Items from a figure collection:
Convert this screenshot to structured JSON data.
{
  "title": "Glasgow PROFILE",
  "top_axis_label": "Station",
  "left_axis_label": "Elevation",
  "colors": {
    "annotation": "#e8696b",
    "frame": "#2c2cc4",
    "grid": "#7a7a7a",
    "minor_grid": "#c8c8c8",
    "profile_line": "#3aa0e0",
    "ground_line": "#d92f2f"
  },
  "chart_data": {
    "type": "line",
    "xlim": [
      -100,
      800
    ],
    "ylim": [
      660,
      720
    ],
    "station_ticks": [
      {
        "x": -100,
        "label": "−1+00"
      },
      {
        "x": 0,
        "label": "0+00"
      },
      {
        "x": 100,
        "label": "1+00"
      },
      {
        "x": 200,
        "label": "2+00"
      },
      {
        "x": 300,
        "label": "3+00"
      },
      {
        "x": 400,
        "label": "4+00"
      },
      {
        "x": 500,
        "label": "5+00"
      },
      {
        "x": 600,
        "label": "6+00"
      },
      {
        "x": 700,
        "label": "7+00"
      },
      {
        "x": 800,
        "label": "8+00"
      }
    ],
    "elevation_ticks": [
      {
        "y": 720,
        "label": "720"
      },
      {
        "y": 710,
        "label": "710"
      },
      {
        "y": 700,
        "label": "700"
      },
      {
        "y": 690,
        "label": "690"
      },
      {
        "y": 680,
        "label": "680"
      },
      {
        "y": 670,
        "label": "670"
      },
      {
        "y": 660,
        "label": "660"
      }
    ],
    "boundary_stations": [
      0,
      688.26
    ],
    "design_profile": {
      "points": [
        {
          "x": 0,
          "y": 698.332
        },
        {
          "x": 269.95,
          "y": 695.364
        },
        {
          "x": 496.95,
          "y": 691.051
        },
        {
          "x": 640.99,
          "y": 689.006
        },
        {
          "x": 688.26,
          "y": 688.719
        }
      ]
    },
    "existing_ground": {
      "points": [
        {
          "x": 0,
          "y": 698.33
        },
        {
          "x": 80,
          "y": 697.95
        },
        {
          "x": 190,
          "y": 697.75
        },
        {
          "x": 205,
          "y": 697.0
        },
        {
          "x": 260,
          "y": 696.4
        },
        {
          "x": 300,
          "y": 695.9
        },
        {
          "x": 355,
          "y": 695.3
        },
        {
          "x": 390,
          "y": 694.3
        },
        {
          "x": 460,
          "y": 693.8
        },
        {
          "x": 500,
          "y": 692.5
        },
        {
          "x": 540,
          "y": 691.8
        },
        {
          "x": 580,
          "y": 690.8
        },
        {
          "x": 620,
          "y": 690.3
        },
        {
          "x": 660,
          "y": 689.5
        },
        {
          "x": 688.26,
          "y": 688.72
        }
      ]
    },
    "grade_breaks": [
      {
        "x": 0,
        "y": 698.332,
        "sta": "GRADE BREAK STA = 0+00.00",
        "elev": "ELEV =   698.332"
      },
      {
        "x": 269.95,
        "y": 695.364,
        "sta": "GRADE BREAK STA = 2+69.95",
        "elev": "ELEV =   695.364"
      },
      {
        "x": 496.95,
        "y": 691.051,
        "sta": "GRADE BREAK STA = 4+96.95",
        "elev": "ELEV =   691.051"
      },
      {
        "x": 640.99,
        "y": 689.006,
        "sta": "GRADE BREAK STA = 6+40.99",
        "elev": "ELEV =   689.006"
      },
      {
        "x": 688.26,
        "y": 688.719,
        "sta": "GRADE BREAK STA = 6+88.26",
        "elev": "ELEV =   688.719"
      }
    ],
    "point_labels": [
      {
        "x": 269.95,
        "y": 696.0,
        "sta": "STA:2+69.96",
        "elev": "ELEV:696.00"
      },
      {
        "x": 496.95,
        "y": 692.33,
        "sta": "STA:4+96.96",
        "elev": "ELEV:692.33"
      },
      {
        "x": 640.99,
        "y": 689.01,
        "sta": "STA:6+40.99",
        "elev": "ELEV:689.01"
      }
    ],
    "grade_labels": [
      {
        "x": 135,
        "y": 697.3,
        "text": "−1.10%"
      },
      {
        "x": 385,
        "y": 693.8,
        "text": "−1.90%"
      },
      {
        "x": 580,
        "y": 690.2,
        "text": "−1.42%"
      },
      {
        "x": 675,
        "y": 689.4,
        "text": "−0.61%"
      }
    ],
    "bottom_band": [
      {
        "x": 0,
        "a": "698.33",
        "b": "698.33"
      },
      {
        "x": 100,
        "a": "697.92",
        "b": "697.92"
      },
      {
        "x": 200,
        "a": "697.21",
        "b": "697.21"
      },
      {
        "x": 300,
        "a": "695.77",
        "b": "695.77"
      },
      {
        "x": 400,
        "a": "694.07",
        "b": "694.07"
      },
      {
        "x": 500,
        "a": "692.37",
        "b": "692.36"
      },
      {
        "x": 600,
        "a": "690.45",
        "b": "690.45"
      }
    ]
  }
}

Exercise objective:
Give back the whole listing, word for word.

Task output:
Convert this screenshot to structured JSON data.
{
  "title": "Glasgow PROFILE",
  "top_axis_label": "Station",
  "left_axis_label": "Elevation",
  "colors": {
    "annotation": "#e8696b",
    "frame": "#2c2cc4",
    "grid": "#7a7a7a",
    "minor_grid": "#c8c8c8",
    "profile_line": "#3aa0e0",
    "ground_line": "#d92f2f"
  },
  "chart_data": {
    "type": "line",
    "xlim": [
      -100,
      800
    ],
    "ylim": [
      660,
      720
    ],
    "station_ticks": [
      {
        "x": -100,
        "label": "−1+00"
      },
      {
        "x": 0,
        "label": "0+00"
      },
      {
        "x": 100,
        "label": "1+00"
      },
      {
        "x": 200,
        "label": "2+00"
      },
      {
        "x": 300,
        "label": "3+00"
      },
      {
        "x": 400,
        "label": "4+00"
      },
      {
        "x": 500,
        "label": "5+00"
      },
      {
        "x": 600,
        "label": "6+00"
      },
      {
        "x": 700,
        "label": "7+00"
      },
      {
        "x": 800,
        "label": "8+00"
      }
    ],
    "elevation_ticks": [
      {
        "y": 720,
        "label": "720"
      },
      {
        "y": 710,
        "label": "710"
      },
      {
        "y": 700,
        "label": "700"
      },
      {
        "y": 690,
        "label": "690"
      },
      {
        "y": 680,
        "label": "680"
      },
      {
        "y": 670,
        "label": "670"
      },
      {
        "y": 660,
        "label": "660"
      }
    ],
    "boundary_stations": [
      0,
      688.26
    ],
    "design_profile": {
      "points": [
        {
          "x": 0,
          "y": 698.332
        },
        {
          "x": 269.95,
          "y": 695.364
        },
        {
          "x": 496.95,
          "y": 691.051
        },
        {
          "x": 640.99,
          "y": 689.006
        },
        {
          "x": 688.26,
          "y": 688.719
        }
      ]
    },
    "existing_ground": {
      "points": [
        {
          "x": 0,
          "y": 698.33
        },
        {
          "x": 80,
          "y": 697.95
        },
        {
          "x": 190,
          "y": 697.75
        },
        {
          "x": 205,
          "y": 697.0
        },
        {
          "x": 260,
          "y": 696.4
        },
        {
          "x": 300,
          "y": 695.9
        },
        {
          "x": 355,
          "y": 695.3
        },
        {
          "x": 390,
          "y": 694.3
        },
        {
          "x": 460,
          "y": 693.8
        },
        {
          "x": 500,
          "y": 692.5
        },
        {
          "x": 540,
          "y": 691.8
        },
        {
          "x": 580,
          "y": 690.8
        },
        {
          "x": 620,
          "y": 690.3
        },
        {
          "x": 660,
          "y": 689.5
        },
        {
          "x": 688.26,
          "y": 688.72
        }
      ]
    },
    "grade_breaks": [
      {
        "x": 0,
        "y": 698.332,
        "sta": "GRADE BREAK STA = 0+00.00",
        "elev": "ELEV =   698.332"
      },
      {
        "x": 269.95,
        "y": 695.364,
        "sta": "GRADE BREAK STA = 2+69.95",
        "elev": "ELEV =   695.364"
      },
      {
        "x": 496.95,
        "y": 691.051,
        "sta": "GRADE BREAK STA = 4+96.95",
        "elev": "ELEV =   691.051"
      },
      {
        "x": 640.99,
        "y": 689.006,
        "sta": "GRADE BREAK STA = 6+40.99",
        "elev": "ELEV =   689.006"
      },
      {
        "x": 688.26,
        "y": 688.719,
        "sta": "GRADE BREAK STA = 6+88.26",
        "elev": "ELEV =   688.719"
      }
    ],
    "point_labels": [
      {
        "x": 269.95,
        "y": 696.0,
        "sta": "STA:2+69.96",
        "elev": "ELEV:696.00"
      },
      {
        "x": 496.95,
        "y": 692.33,
        "sta": "STA:4+96.96",
        "elev": "ELEV:692.33"
      },
      {
        "x": 640.99,
        "y": 689.01,
        "sta": "STA:6+40.99",
        "elev": "ELEV:689.01"
      }
    ],
    "grade_labels": [
      {
        "x": 135,
        "y": 697.3,
        "text": "−1.10%"
      },
      {
        "x": 385,
        "y": 693.8,
        "text": "−1.90%"
      },
      {
        "x": 580,
        "y": 690.2,
        "text": "−1.42%"
      },
      {
        "x": 675,
        "y": 689.4,
        "text": "−0.61%"
      }
    ],
    "bottom_band": [
      {
        "x": 0,
        "a": "698.33",
        "b": "698.33"
      },
      {
        "x": 100,
        "a": "697.92",
        "b": "697.92"
      },
      {
        "x": 200,
        "a": "697.21",
        "b": "697.21"
      },
      {
        "x": 300,
        "a": "695.77",
        "b": "695.77"
      },
      {
        "x": 400,
        "a": "694.07",
        "b": "694.07"
      },
      {
        "x": 500,
        "a": "692.37",
        "b": "692.36"
      },
      {
        "x": 600,
        "a": "690.45",
        "b": "690.45"
      }
    ]
  }
}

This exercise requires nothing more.